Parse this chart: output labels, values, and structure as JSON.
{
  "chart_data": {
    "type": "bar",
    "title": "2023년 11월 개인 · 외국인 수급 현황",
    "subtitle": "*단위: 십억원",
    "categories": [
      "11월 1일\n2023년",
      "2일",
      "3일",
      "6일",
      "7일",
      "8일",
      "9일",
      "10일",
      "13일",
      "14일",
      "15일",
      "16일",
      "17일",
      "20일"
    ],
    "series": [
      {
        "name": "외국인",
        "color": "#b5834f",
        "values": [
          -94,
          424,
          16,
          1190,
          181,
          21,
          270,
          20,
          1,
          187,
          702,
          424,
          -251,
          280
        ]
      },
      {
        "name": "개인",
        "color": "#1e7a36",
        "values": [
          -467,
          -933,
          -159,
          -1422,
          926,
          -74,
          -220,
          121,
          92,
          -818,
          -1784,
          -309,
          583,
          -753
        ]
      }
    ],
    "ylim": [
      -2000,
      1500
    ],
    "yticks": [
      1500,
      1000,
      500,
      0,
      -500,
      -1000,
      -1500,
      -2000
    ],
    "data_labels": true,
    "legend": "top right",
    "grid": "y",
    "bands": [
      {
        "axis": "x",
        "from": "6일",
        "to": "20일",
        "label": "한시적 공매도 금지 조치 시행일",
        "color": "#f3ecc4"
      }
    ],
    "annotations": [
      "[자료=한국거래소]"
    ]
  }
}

----

**TO DO**.
Extract every entry above as it appears.

**SOLVED EXERCISE**.
Parse this chart: output labels, values, and structure as JSON.
{
  "chart_data": {
    "type": "bar",
    "title": "2023년 11월 개인 · 외국인 수급 현황",
    "subtitle": "*단위: 십억원",
    "categories": [
      "11월 1일\n2023년",
      "2일",
      "3일",
      "6일",
      "7일",
      "8일",
      "9일",
      "10일",
      "13일",
      "14일",
      "15일",
      "16일",
      "17일",
      "20일"
    ],
    "series": [
      {
        "name": "외국인",
        "color": "#b5834f",
        "values": [
          -94,
          424,
          16,
          1190,
          181,
          21,
          270,
          20,
          1,
          187,
          702,
          424,
          -251,
          280
        ]
      },
      {
        "name": "개인",
        "color": "#1e7a36",
        "values": [
          -467,
          -933,
          -159,
          -1422,
          926,
          -74,
          -220,
          121,
          92,
          -818,
          -1784,
          -309,
          583,
          -753
        ]
      }
    ],
    "ylim": [
      -2000,
      1500
    ],
    "yticks": [
      1500,
      1000,
      500,
      0,
      -500,
      -1000,
      -1500,
      -2000
    ],
    "data_labels": true,
    "legend": "top right",
    "grid": "y",
    "bands": [
      {
        "axis": "x",
        "from": "6일",
        "to": "20일",
        "label": "한시적 공매도 금지 조치 시행일",
        "color": "#f3ecc4"
      }
    ],
    "annotations": [
      "[자료=한국거래소]"
    ]
  }
}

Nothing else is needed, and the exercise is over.